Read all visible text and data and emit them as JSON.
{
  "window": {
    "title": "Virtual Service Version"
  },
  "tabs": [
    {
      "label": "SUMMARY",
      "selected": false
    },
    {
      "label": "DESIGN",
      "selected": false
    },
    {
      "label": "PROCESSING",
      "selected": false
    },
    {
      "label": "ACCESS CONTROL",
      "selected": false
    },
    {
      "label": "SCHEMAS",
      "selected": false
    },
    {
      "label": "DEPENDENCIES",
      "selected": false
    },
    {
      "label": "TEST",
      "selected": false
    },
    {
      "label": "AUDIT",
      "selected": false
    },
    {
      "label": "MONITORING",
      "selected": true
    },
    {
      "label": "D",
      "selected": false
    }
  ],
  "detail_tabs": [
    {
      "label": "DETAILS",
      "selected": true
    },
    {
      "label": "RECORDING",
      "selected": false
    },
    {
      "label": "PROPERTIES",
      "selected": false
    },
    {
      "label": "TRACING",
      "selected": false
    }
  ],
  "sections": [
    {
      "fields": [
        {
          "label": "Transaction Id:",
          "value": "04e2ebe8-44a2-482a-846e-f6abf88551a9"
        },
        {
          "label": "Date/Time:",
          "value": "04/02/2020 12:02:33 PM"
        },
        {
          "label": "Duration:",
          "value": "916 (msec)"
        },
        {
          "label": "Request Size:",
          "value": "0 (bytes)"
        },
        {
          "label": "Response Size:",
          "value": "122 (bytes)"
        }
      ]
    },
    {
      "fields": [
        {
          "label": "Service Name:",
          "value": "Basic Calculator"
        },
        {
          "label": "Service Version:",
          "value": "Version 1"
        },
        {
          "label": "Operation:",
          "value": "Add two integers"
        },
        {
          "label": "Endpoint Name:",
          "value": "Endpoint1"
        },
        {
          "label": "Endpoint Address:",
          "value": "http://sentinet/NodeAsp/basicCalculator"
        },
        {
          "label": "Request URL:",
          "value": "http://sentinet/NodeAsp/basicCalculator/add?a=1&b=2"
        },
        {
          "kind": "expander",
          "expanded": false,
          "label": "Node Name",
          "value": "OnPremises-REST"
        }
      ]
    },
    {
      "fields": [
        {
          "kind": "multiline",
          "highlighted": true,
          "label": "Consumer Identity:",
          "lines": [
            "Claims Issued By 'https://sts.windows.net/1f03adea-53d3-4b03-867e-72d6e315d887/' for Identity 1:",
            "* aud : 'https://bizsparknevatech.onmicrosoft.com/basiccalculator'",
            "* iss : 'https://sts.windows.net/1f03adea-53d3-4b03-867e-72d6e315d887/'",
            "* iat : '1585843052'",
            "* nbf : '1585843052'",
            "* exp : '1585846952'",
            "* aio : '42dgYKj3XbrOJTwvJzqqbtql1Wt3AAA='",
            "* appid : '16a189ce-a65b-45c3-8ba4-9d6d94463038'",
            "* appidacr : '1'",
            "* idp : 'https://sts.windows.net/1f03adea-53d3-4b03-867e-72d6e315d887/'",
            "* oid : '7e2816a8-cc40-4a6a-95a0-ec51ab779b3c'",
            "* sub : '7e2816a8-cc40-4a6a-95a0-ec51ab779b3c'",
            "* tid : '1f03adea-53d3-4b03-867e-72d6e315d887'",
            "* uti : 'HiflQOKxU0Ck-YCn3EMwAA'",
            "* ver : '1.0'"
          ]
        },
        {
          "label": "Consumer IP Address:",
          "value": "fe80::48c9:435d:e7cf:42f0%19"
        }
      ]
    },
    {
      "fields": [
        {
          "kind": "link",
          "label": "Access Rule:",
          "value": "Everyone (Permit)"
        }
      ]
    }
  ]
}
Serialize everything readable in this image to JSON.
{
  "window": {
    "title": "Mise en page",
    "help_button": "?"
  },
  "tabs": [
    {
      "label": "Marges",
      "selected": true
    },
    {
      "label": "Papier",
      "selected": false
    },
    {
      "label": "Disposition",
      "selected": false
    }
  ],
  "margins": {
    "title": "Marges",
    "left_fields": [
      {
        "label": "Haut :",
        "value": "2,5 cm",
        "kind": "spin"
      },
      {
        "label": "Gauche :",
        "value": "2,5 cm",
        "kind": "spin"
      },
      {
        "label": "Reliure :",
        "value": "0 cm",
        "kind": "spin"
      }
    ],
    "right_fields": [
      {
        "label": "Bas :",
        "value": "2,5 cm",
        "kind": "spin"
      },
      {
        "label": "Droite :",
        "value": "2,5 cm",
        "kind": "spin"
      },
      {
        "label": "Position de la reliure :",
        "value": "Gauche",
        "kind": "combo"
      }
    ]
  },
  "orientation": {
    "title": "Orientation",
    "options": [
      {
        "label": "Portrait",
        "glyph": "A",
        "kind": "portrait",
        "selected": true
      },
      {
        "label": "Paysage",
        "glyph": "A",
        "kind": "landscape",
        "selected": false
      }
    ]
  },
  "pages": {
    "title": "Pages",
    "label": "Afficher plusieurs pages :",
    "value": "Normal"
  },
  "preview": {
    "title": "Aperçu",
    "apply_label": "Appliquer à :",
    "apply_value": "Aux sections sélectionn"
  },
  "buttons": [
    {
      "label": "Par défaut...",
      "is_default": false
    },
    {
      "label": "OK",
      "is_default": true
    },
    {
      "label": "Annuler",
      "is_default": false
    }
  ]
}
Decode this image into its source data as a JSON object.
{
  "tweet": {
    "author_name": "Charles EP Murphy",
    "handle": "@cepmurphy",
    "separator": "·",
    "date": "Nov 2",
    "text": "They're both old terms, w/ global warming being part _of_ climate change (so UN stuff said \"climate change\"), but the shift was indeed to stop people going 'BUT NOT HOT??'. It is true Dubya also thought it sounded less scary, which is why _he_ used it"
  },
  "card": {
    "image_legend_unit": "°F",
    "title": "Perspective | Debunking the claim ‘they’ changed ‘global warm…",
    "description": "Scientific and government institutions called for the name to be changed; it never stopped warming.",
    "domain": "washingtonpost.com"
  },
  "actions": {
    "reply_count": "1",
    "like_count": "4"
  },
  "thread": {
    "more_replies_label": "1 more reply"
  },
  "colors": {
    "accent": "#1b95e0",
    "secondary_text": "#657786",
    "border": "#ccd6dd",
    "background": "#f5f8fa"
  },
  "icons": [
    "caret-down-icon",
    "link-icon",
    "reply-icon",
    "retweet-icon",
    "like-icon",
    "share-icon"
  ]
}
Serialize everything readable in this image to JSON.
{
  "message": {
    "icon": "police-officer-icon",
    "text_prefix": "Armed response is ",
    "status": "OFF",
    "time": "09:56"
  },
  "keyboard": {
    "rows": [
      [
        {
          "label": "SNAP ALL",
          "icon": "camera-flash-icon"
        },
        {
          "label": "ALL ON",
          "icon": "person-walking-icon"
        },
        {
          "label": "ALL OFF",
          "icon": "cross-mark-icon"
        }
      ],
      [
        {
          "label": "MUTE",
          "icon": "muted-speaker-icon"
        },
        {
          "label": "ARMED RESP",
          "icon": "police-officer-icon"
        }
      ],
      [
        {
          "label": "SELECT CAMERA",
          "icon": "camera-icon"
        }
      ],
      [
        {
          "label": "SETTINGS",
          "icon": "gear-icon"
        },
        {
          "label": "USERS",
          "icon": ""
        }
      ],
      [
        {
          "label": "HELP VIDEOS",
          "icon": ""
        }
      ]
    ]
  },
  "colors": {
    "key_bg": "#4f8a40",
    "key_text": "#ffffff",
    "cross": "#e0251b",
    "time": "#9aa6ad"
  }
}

★ ★ ★ ★ ★ ★ ★

▶ **EXERCISE DESCRIPTION**: Copy every record above exactly as it appears.

▶ **EXPECTED OUTPUT**:
Read all visible text and data and emit them as JSON.
{
  "window": {
    "title": "Virtual Service Version"
  },
  "tabs": [
    {
      "label": "SUMMARY",
      "selected": false
    },
    {
      "label": "DESIGN",
      "selected": false
    },
    {
      "label": "PROCESSING",
      "selected": false
    },
    {
      "label": "ACCESS CONTROL",
      "selected": false
    },
    {
      "label": "SCHEMAS",
      "selected": false
    },
    {
      "label": "DEPENDENCIES",
      "selected": false
    },
    {
      "label": "TEST",
      "selected": false
    },
    {
      "label": "AUDIT",
      "selected": false
    },
    {
      "label": "MONITORING",
      "selected": true
    },
    {
      "label": "D",
      "selected": false
    }
  ],
  "detail_tabs": [
    {
      "label": "DETAILS",
      "selected": true
    },
    {
      "label": "RECORDING",
      "selected": false
    },
    {
      "label": "PROPERTIES",
      "selected": false
    },
    {
      "label": "TRACING",
      "selected": false
    }
  ],
  "sections": [
    {
      "fields": [
        {
          "label": "Transaction Id:",
          "value": "04e2ebe8-44a2-482a-846e-f6abf88551a9"
        },
        {
          "label": "Date/Time:",
          "value": "04/02/2020 12:02:33 PM"
        },
        {
          "label": "Duration:",
          "value": "916 (msec)"
        },
        {
          "label": "Request Size:",
          "value": "0 (bytes)"
        },
        {
          "label": "Response Size:",
          "value": "122 (bytes)"
        }
      ]
    },
    {
      "fields": [
        {
          "label": "Service Name:",
          "value": "Basic Calculator"
        },
        {
          "label": "Service Version:",
          "value": "Version 1"
        },
        {
          "label": "Operation:",
          "value": "Add two integers"
        },
        {
          "label": "Endpoint Name:",
          "value": "Endpoint1"
        },
        {
          "label": "Endpoint Address:",
          "value": "http://sentinet/NodeAsp/basicCalculator"
        },
        {
          "label": "Request URL:",
          "value": "http://sentinet/NodeAsp/basicCalculator/add?a=1&b=2"
        },
        {
          "kind": "expander",
          "expanded": false,
          "label": "Node Name",
          "value": "OnPremises-REST"
        }
      ]
    },
    {
      "fields": [
        {
          "kind": "multiline",
          "highlighted": true,
          "label": "Consumer Identity:",
          "lines": [
            "Claims Issued By 'https://sts.windows.net/1f03adea-53d3-4b03-867e-72d6e315d887/' for Identity 1:",
            "* aud : 'https://bizsparknevatech.onmicrosoft.com/basiccalculator'",
            "* iss : 'https://sts.windows.net/1f03adea-53d3-4b03-867e-72d6e315d887/'",
            "* iat : '1585843052'",
            "* nbf : '1585843052'",
            "* exp : '1585846952'",
            "* aio : '42dgYKj3XbrOJTwvJzqqbtql1Wt3AAA='",
            "* appid : '16a189ce-a65b-45c3-8ba4-9d6d94463038'",
            "* appidacr : '1'",
            "* idp : 'https://sts.windows.net/1f03adea-53d3-4b03-867e-72d6e315d887/'",
            "* oid : '7e2816a8-cc40-4a6a-95a0-ec51ab779b3c'",
            "* sub : '7e2816a8-cc40-4a6a-95a0-ec51ab779b3c'",
            "* tid : '1f03adea-53d3-4b03-867e-72d6e315d887'",
            "* uti : 'HiflQOKxU0Ck-YCn3EMwAA'",
            "* ver : '1.0'"
          ]
        },
        {
          "label": "Consumer IP Address:",
          "value": "fe80::48c9:435d:e7cf:42f0%19"
        }
      ]
    },
    {
      "fields": [
        {
          "kind": "link",
          "label": "Access Rule:",
          "value": "Everyone (Permit)"
        }
      ]
    }
  ]
}
Serialize everything readable in this image to JSON.
{
  "window": {
    "title": "Mise en page",
    "help_button": "?"
  },
  "tabs": [
    {
      "label": "Marges",
      "selected": true
    },
    {
      "label": "Papier",
      "selected": false
    },
    {
      "label": "Disposition",
      "selected": false
    }
  ],
  "margins": {
    "title": "Marges",
    "left_fields": [
      {
        "label": "Haut :",
        "value": "2,5 cm",
        "kind": "spin"
      },
      {
        "label": "Gauche :",
        "value": "2,5 cm",
        "kind": "spin"
      },
      {
        "label": "Reliure :",
        "value": "0 cm",
        "kind": "spin"
      }
    ],
    "right_fields": [
      {
        "label": "Bas :",
        "value": "2,5 cm",
        "kind": "spin"
      },
      {
        "label": "Droite :",
        "value": "2,5 cm",
        "kind": "spin"
      },
      {
        "label": "Position de la reliure :",
        "value": "Gauche",
        "kind": "combo"
      }
    ]
  },
  "orientation": {
    "title": "Orientation",
    "options": [
      {
        "label": "Portrait",
        "glyph": "A",
        "kind": "portrait",
        "selected": true
      },
      {
        "label": "Paysage",
        "glyph": "A",
        "kind": "landscape",
        "selected": false
      }
    ]
  },
  "pages": {
    "title": "Pages",
    "label": "Afficher plusieurs pages :",
    "value": "Normal"
  },
  "preview": {
    "title": "Aperçu",
    "apply_label": "Appliquer à :",
    "apply_value": "Aux sections sélectionn"
  },
  "buttons": [
    {
      "label": "Par défaut...",
      "is_default": false
    },
    {
      "label": "OK",
      "is_default": true
    },
    {
      "label": "Annuler",
      "is_default": false
    }
  ]
}
Decode this image into its source data as a JSON object.
{
  "tweet": {
    "author_name": "Charles EP Murphy",
    "handle": "@cepmurphy",
    "separator": "·",
    "date": "Nov 2",
    "text": "They're both old terms, w/ global warming being part _of_ climate change (so UN stuff said \"climate change\"), but the shift was indeed to stop people going 'BUT NOT HOT??'. It is true Dubya also thought it sounded less scary, which is why _he_ used it"
  },
  "card": {
    "image_legend_unit": "°F",
    "title": "Perspective | Debunking the claim ‘they’ changed ‘global warm…",
    "description": "Scientific and government institutions called for the name to be changed; it never stopped warming.",
    "domain": "washingtonpost.com"
  },
  "actions": {
    "reply_count": "1",
    "like_count": "4"
  },
  "thread": {
    "more_replies_label": "1 more reply"
  },
  "colors": {
    "accent": "#1b95e0",
    "secondary_text": "#657786",
    "border": "#ccd6dd",
    "background": "#f5f8fa"
  },
  "icons": [
    "caret-down-icon",
    "link-icon",
    "reply-icon",
    "retweet-icon",
    "like-icon",
    "share-icon"
  ]
}
Serialize everything readable in this image to JSON.
{
  "message": {
    "icon": "police-officer-icon",
    "text_prefix": "Armed response is ",
    "status": "OFF",
    "time": "09:56"
  },
  "keyboard": {
    "rows": [
      [
        {
          "label": "SNAP ALL",
          "icon": "camera-flash-icon"
        },
        {
          "label": "ALL ON",
          "icon": "person-walking-icon"
        },
        {
          "label": "ALL OFF",
          "icon": "cross-mark-icon"
        }
      ],
      [
        {
          "label": "MUTE",
          "icon": "muted-speaker-icon"
        },
        {
          "label": "ARMED RESP",
          "icon": "police-officer-icon"
        }
      ],
      [
        {
          "label": "SELECT CAMERA",
          "icon": "camera-icon"
        }
      ],
      [
        {
          "label": "SETTINGS",
          "icon": "gear-icon"
        },
        {
          "label": "USERS",
          "icon": ""
        }
      ],
      [
        {
          "label": "HELP VIDEOS",
          "icon": ""
        }
      ]
    ]
  },
  "colors": {
    "key_bg": "#4f8a40",
    "key_text": "#ffffff",
    "cross": "#e0251b",
    "time": "#9aa6ad"
  }
}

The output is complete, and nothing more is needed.